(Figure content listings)
Begin

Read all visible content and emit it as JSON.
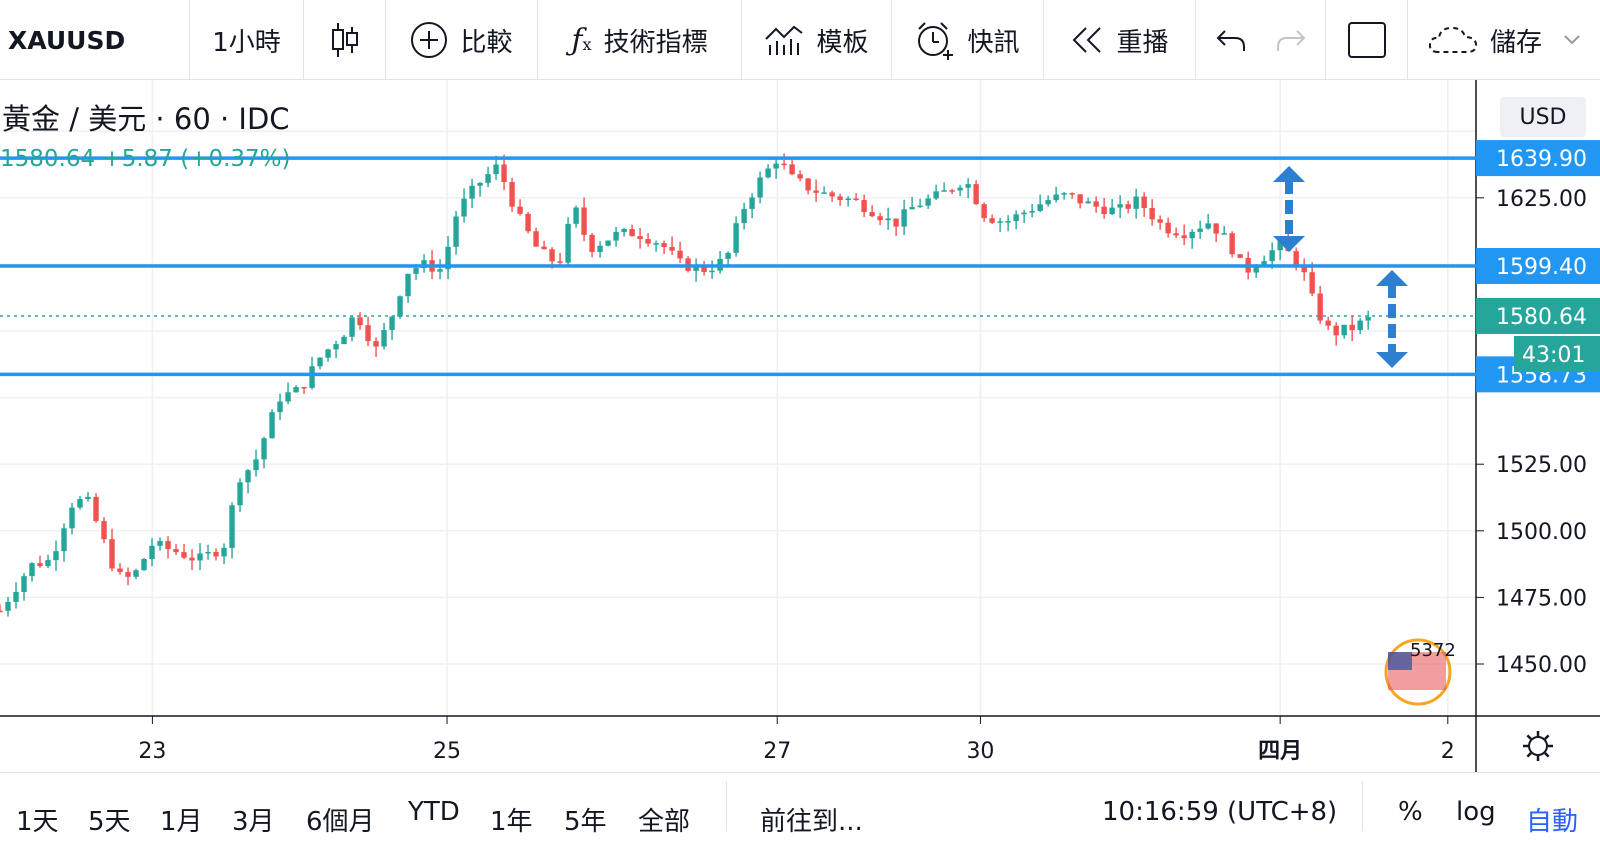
{
  "toolbar": {
    "symbol": "XAUUSD",
    "interval": "1小時",
    "compare_label": "比較",
    "indicators_label": "技術指標",
    "templates_label": "模板",
    "alerts_label": "快訊",
    "replay_label": "重播",
    "save_label": "儲存"
  },
  "legend": {
    "title": "黃金 / 美元 · 60 · IDC",
    "price_change": "1580.64 +5.87 (+0.37%)"
  },
  "currency": "USD",
  "countdown": "43:01",
  "watermark_text": "5372",
  "colors": {
    "up": "#26a69a",
    "down": "#ef5350",
    "hline": "#2196f3",
    "last_price": "#26a69a",
    "arrow": "#2f7fd0"
  },
  "chart_data": {
    "type": "candlestick",
    "title": "黃金 / 美元 · 60 · IDC",
    "x_ticks": [
      "23",
      "25",
      "27",
      "30",
      "四月",
      "2"
    ],
    "y_ticks": [
      1450,
      1475,
      1500,
      1525,
      1625
    ],
    "ylim": [
      1437,
      1665
    ],
    "last_price": 1580.64,
    "change": "+5.87 (+0.37%)",
    "horizontal_lines": [
      {
        "value": 1639.9,
        "label": "1639.90"
      },
      {
        "value": 1599.4,
        "label": "1599.40"
      },
      {
        "value": 1558.73,
        "label": "1558.73"
      }
    ],
    "last_price_label": "1580.64",
    "price_path": [
      {
        "x": 0.0,
        "price": 1470
      },
      {
        "x": 0.6,
        "price": 1487
      },
      {
        "x": 1.0,
        "price": 1489
      },
      {
        "x": 1.4,
        "price": 1510
      },
      {
        "x": 1.7,
        "price": 1512
      },
      {
        "x": 1.9,
        "price": 1503
      },
      {
        "x": 2.3,
        "price": 1483
      },
      {
        "x": 2.6,
        "price": 1482
      },
      {
        "x": 3.0,
        "price": 1495
      },
      {
        "x": 3.5,
        "price": 1492
      },
      {
        "x": 3.9,
        "price": 1489
      },
      {
        "x": 4.4,
        "price": 1494
      },
      {
        "x": 4.7,
        "price": 1520
      },
      {
        "x": 5.0,
        "price": 1525
      },
      {
        "x": 5.5,
        "price": 1550
      },
      {
        "x": 5.9,
        "price": 1553
      },
      {
        "x": 6.3,
        "price": 1565
      },
      {
        "x": 6.8,
        "price": 1575
      },
      {
        "x": 7.0,
        "price": 1582
      },
      {
        "x": 7.4,
        "price": 1568
      },
      {
        "x": 7.7,
        "price": 1580
      },
      {
        "x": 8.0,
        "price": 1597
      },
      {
        "x": 8.3,
        "price": 1600
      },
      {
        "x": 8.7,
        "price": 1598
      },
      {
        "x": 9.0,
        "price": 1620
      },
      {
        "x": 9.4,
        "price": 1630
      },
      {
        "x": 9.8,
        "price": 1637
      },
      {
        "x": 10.2,
        "price": 1618
      },
      {
        "x": 10.6,
        "price": 1605
      },
      {
        "x": 11.0,
        "price": 1600
      },
      {
        "x": 11.3,
        "price": 1622
      },
      {
        "x": 11.6,
        "price": 1606
      },
      {
        "x": 12.1,
        "price": 1611
      },
      {
        "x": 12.5,
        "price": 1612
      },
      {
        "x": 13.0,
        "price": 1608
      },
      {
        "x": 13.4,
        "price": 1600
      },
      {
        "x": 13.9,
        "price": 1598
      },
      {
        "x": 14.3,
        "price": 1602
      },
      {
        "x": 14.6,
        "price": 1620
      },
      {
        "x": 14.9,
        "price": 1630
      },
      {
        "x": 15.3,
        "price": 1640
      },
      {
        "x": 15.6,
        "price": 1632
      },
      {
        "x": 16.0,
        "price": 1628
      },
      {
        "x": 16.3,
        "price": 1626
      },
      {
        "x": 16.8,
        "price": 1624
      },
      {
        "x": 17.2,
        "price": 1620
      },
      {
        "x": 17.6,
        "price": 1615
      },
      {
        "x": 18.0,
        "price": 1622
      },
      {
        "x": 18.5,
        "price": 1626
      },
      {
        "x": 19.0,
        "price": 1632
      },
      {
        "x": 19.4,
        "price": 1618
      },
      {
        "x": 19.8,
        "price": 1616
      },
      {
        "x": 20.2,
        "price": 1620
      },
      {
        "x": 20.6,
        "price": 1624
      },
      {
        "x": 21.0,
        "price": 1626
      },
      {
        "x": 21.5,
        "price": 1622
      },
      {
        "x": 22.0,
        "price": 1620
      },
      {
        "x": 22.4,
        "price": 1624
      },
      {
        "x": 22.9,
        "price": 1614
      },
      {
        "x": 23.3,
        "price": 1612
      },
      {
        "x": 23.8,
        "price": 1616
      },
      {
        "x": 24.2,
        "price": 1608
      },
      {
        "x": 24.5,
        "price": 1597
      },
      {
        "x": 24.8,
        "price": 1602
      },
      {
        "x": 25.2,
        "price": 1607
      },
      {
        "x": 25.6,
        "price": 1600
      },
      {
        "x": 25.9,
        "price": 1583
      },
      {
        "x": 26.2,
        "price": 1574
      },
      {
        "x": 26.6,
        "price": 1576
      },
      {
        "x": 27.0,
        "price": 1580
      }
    ],
    "x_tick_positions": {
      "23": 3.0,
      "25": 8.8,
      "27": 15.3,
      "30": 19.3,
      "四月": 25.2,
      "2": 28.5
    }
  },
  "time_ranges": [
    "1天",
    "5天",
    "1月",
    "3月",
    "6個月",
    "YTD",
    "1年",
    "5年",
    "全部"
  ],
  "goto_label": "前往到...",
  "clock": "10:16:59 (UTC+8)",
  "scale_options": {
    "percent": "%",
    "log": "log",
    "auto": "自動"
  }
}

End

YOUR OBJECTIVE: Look for the word "value" and return every line where it occurs.

OUTPUT FOR THIS TASK:
        "value": 1639.9,
        "value": 1599.4,
        "value": 1558.73,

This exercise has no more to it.